The exercise:
From the listing below, return each line that includes "this".

■ ■ ■ ■

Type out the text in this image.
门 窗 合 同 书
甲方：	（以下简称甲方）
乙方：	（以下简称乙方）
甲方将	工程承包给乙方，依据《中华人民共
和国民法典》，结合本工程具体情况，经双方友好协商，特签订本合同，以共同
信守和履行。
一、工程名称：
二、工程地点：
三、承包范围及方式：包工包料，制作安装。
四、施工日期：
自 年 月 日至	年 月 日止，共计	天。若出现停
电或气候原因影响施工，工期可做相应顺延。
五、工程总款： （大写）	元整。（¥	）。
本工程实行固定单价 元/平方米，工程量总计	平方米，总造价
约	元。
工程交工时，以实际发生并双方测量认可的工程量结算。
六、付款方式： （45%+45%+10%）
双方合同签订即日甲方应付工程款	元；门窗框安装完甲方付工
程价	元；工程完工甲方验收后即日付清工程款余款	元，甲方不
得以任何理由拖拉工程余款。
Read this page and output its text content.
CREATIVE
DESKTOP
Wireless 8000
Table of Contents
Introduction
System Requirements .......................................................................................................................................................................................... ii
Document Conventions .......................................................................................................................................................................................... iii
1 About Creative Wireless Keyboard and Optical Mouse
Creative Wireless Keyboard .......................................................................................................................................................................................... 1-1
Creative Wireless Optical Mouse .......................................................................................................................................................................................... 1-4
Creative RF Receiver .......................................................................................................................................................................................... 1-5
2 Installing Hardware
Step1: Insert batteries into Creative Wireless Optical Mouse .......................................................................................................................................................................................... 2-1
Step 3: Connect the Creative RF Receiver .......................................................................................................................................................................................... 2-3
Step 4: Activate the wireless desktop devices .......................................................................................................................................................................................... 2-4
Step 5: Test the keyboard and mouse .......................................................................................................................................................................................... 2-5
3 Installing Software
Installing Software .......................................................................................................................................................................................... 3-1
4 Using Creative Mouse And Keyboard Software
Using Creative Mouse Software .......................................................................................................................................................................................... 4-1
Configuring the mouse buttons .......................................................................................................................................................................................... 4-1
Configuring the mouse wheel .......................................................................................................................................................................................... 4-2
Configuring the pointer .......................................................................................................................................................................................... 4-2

■ ■ ■ ■

Answer to the exercise:
Type out the text in this image.
Read this page and output its text content.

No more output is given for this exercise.